OBJECTIVE:
State only how many lines below include the string "actuateur".

# start of MATERIAL

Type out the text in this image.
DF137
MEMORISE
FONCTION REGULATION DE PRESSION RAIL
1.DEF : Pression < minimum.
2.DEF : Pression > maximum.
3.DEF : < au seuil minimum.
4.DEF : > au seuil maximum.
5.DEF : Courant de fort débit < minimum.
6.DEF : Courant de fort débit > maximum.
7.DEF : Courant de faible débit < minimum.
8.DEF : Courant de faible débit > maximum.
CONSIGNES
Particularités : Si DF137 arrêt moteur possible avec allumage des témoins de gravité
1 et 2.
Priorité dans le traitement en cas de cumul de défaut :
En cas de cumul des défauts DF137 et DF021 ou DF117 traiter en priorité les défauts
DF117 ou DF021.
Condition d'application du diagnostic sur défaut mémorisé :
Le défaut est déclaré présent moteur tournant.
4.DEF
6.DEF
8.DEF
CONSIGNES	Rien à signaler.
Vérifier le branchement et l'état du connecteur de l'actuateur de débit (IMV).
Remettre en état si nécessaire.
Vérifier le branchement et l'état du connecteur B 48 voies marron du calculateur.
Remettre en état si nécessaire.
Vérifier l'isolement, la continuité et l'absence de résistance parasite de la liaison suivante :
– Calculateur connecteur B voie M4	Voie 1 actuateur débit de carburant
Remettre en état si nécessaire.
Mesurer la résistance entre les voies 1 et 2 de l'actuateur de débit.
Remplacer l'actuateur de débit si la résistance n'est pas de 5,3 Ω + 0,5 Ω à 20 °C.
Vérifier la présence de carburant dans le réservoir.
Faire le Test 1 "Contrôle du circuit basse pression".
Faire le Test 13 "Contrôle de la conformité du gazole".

# end of MATERIAL
# start of MATERIAL

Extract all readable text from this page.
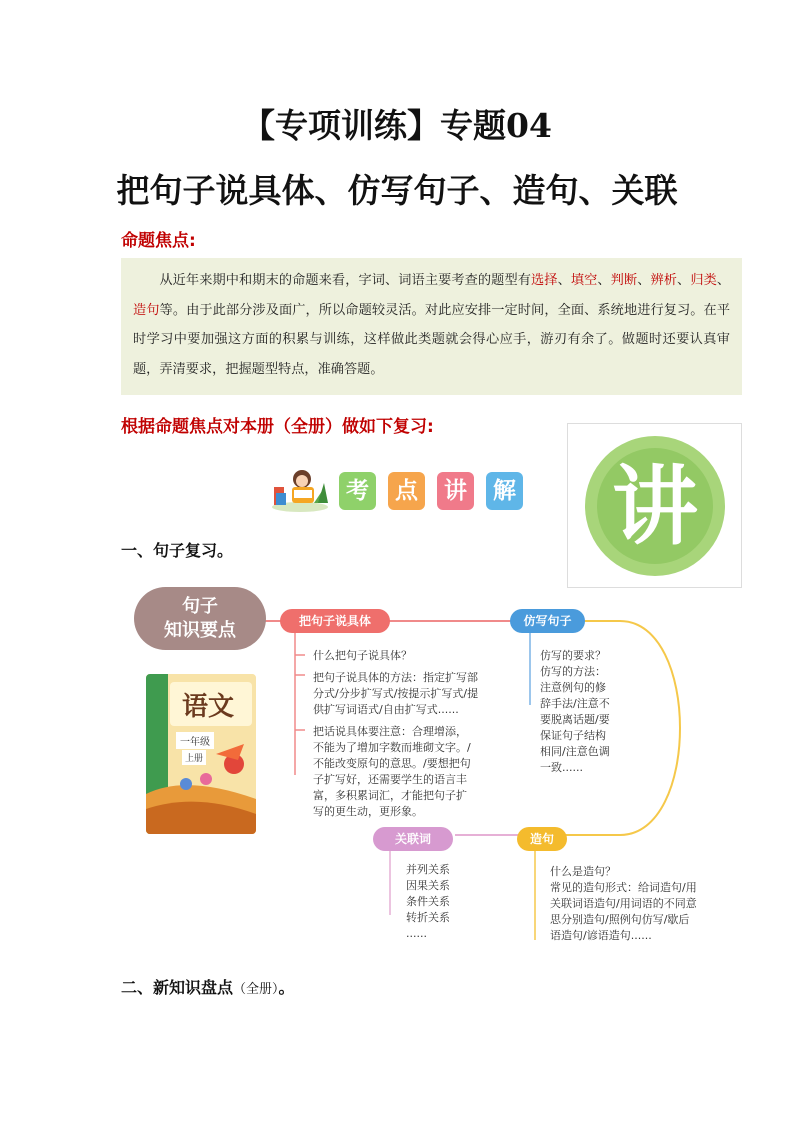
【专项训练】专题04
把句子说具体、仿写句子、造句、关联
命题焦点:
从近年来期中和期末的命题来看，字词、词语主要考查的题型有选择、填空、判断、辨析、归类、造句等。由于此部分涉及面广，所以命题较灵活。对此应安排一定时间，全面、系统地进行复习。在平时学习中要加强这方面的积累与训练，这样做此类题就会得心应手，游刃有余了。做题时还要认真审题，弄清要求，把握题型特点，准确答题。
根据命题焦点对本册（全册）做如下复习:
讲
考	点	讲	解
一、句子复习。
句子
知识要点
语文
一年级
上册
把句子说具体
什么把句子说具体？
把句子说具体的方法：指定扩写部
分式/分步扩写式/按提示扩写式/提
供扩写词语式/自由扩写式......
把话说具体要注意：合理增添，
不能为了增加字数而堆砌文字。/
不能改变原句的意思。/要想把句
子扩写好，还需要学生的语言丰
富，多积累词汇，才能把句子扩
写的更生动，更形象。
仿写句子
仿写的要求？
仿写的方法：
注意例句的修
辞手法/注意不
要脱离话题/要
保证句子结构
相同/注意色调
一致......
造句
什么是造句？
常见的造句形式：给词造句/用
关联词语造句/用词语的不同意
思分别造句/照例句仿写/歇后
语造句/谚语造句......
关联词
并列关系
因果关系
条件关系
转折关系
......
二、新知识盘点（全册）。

# end of MATERIAL

ANSWER FOR THIS EXERCISE:
4